# STORED DATA start

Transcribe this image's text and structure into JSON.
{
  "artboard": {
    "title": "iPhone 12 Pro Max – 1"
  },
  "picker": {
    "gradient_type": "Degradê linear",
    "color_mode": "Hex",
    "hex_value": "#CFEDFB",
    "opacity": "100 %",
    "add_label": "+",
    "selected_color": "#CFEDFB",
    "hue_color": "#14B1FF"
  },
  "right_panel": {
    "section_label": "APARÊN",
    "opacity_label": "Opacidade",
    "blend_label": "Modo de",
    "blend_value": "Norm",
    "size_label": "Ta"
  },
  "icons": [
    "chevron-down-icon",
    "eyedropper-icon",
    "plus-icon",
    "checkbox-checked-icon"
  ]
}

# STORED DATA end

- _THE EXERCISE_
Give back all the records exactly as they stand.

- _THE RESPONSE_
Transcribe this image's text and structure into JSON.
{
  "artboard": {
    "title": "iPhone 12 Pro Max – 1"
  },
  "picker": {
    "gradient_type": "Degradê linear",
    "color_mode": "Hex",
    "hex_value": "#CFEDFB",
    "opacity": "100 %",
    "add_label": "+",
    "selected_color": "#CFEDFB",
    "hue_color": "#14B1FF"
  },
  "right_panel": {
    "section_label": "APARÊN",
    "opacity_label": "Opacidade",
    "blend_label": "Modo de",
    "blend_value": "Norm",
    "size_label": "Ta"
  },
  "icons": [
    "chevron-down-icon",
    "eyedropper-icon",
    "plus-icon",
    "checkbox-checked-icon"
  ]
}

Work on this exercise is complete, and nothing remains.